- THE REQUEST:
Every line below is to be copied exactly, with the pictures left out.

-- Start MATERIAL --

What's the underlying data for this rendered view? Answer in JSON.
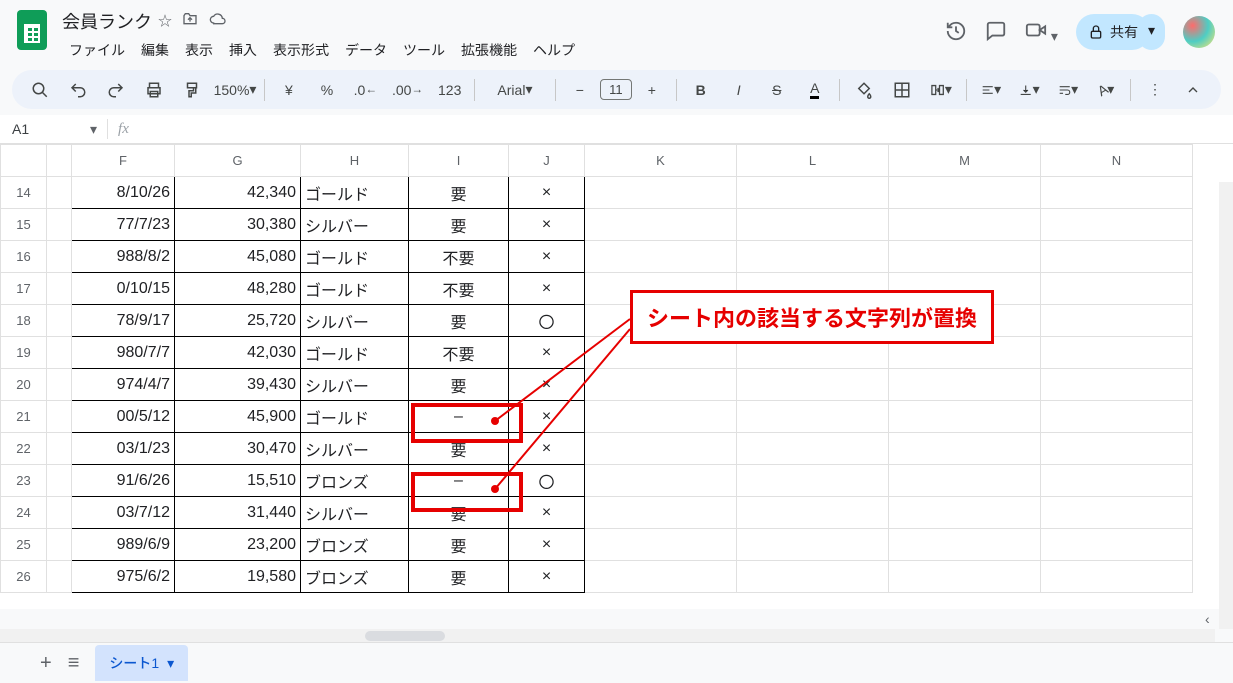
{
  "doc_title": "会員ランク",
  "menu": {
    "file": "ファイル",
    "edit": "編集",
    "view": "表示",
    "insert": "挿入",
    "format": "表示形式",
    "data": "データ",
    "tools": "ツール",
    "extensions": "拡張機能",
    "help": "ヘルプ"
  },
  "toolbar": {
    "zoom": "150%",
    "font": "Arial",
    "font_size": "11"
  },
  "share": {
    "label": "共有"
  },
  "name_box": "A1",
  "fx_label": "fx",
  "columns": [
    "F",
    "G",
    "H",
    "I",
    "J",
    "K",
    "L",
    "M",
    "N"
  ],
  "rows": [
    {
      "n": "14",
      "f": "8/10/26",
      "g": "42,340",
      "h": "ゴールド",
      "i": "要",
      "j": "×"
    },
    {
      "n": "15",
      "f": "77/7/23",
      "g": "30,380",
      "h": "シルバー",
      "i": "要",
      "j": "×"
    },
    {
      "n": "16",
      "f": "988/8/2",
      "g": "45,080",
      "h": "ゴールド",
      "i": "不要",
      "j": "×"
    },
    {
      "n": "17",
      "f": "0/10/15",
      "g": "48,280",
      "h": "ゴールド",
      "i": "不要",
      "j": "×"
    },
    {
      "n": "18",
      "f": "78/9/17",
      "g": "25,720",
      "h": "シルバー",
      "i": "要",
      "j": "〇"
    },
    {
      "n": "19",
      "f": "980/7/7",
      "g": "42,030",
      "h": "ゴールド",
      "i": "不要",
      "j": "×"
    },
    {
      "n": "20",
      "f": "974/4/7",
      "g": "39,430",
      "h": "シルバー",
      "i": "要",
      "j": "×"
    },
    {
      "n": "21",
      "f": "00/5/12",
      "g": "45,900",
      "h": "ゴールド",
      "i": "–",
      "j": "×"
    },
    {
      "n": "22",
      "f": "03/1/23",
      "g": "30,470",
      "h": "シルバー",
      "i": "要",
      "j": "×"
    },
    {
      "n": "23",
      "f": "91/6/26",
      "g": "15,510",
      "h": "ブロンズ",
      "i": "–",
      "j": "〇"
    },
    {
      "n": "24",
      "f": "03/7/12",
      "g": "31,440",
      "h": "シルバー",
      "i": "要",
      "j": "×"
    },
    {
      "n": "25",
      "f": "989/6/9",
      "g": "23,200",
      "h": "ブロンズ",
      "i": "要",
      "j": "×"
    },
    {
      "n": "26",
      "f": "975/6/2",
      "g": "19,580",
      "h": "ブロンズ",
      "i": "要",
      "j": "×"
    }
  ],
  "callout": "シート内の該当する文字列が置換",
  "sheet_tab": "シート1"
}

-- End MATERIAL --

- REPLY:
What's the underlying data for this rendered view? Answer in JSON.
{
  "doc_title": "会員ランク",
  "menu": {
    "file": "ファイル",
    "edit": "編集",
    "view": "表示",
    "insert": "挿入",
    "format": "表示形式",
    "data": "データ",
    "tools": "ツール",
    "extensions": "拡張機能",
    "help": "ヘルプ"
  },
  "toolbar": {
    "zoom": "150%",
    "font": "Arial",
    "font_size": "11"
  },
  "share": {
    "label": "共有"
  },
  "name_box": "A1",
  "fx_label": "fx",
  "columns": [
    "F",
    "G",
    "H",
    "I",
    "J",
    "K",
    "L",
    "M",
    "N"
  ],
  "rows": [
    {
      "n": "14",
      "f": "8/10/26",
      "g": "42,340",
      "h": "ゴールド",
      "i": "要",
      "j": "×"
    },
    {
      "n": "15",
      "f": "77/7/23",
      "g": "30,380",
      "h": "シルバー",
      "i": "要",
      "j": "×"
    },
    {
      "n": "16",
      "f": "988/8/2",
      "g": "45,080",
      "h": "ゴールド",
      "i": "不要",
      "j": "×"
    },
    {
      "n": "17",
      "f": "0/10/15",
      "g": "48,280",
      "h": "ゴールド",
      "i": "不要",
      "j": "×"
    },
    {
      "n": "18",
      "f": "78/9/17",
      "g": "25,720",
      "h": "シルバー",
      "i": "要",
      "j": "〇"
    },
    {
      "n": "19",
      "f": "980/7/7",
      "g": "42,030",
      "h": "ゴールド",
      "i": "不要",
      "j": "×"
    },
    {
      "n": "20",
      "f": "974/4/7",
      "g": "39,430",
      "h": "シルバー",
      "i": "要",
      "j": "×"
    },
    {
      "n": "21",
      "f": "00/5/12",
      "g": "45,900",
      "h": "ゴールド",
      "i": "–",
      "j": "×"
    },
    {
      "n": "22",
      "f": "03/1/23",
      "g": "30,470",
      "h": "シルバー",
      "i": "要",
      "j": "×"
    },
    {
      "n": "23",
      "f": "91/6/26",
      "g": "15,510",
      "h": "ブロンズ",
      "i": "–",
      "j": "〇"
    },
    {
      "n": "24",
      "f": "03/7/12",
      "g": "31,440",
      "h": "シルバー",
      "i": "要",
      "j": "×"
    },
    {
      "n": "25",
      "f": "989/6/9",
      "g": "23,200",
      "h": "ブロンズ",
      "i": "要",
      "j": "×"
    },
    {
      "n": "26",
      "f": "975/6/2",
      "g": "19,580",
      "h": "ブロンズ",
      "i": "要",
      "j": "×"
    }
  ],
  "callout": "シート内の該当する文字列が置換",
  "sheet_tab": "シート1"
}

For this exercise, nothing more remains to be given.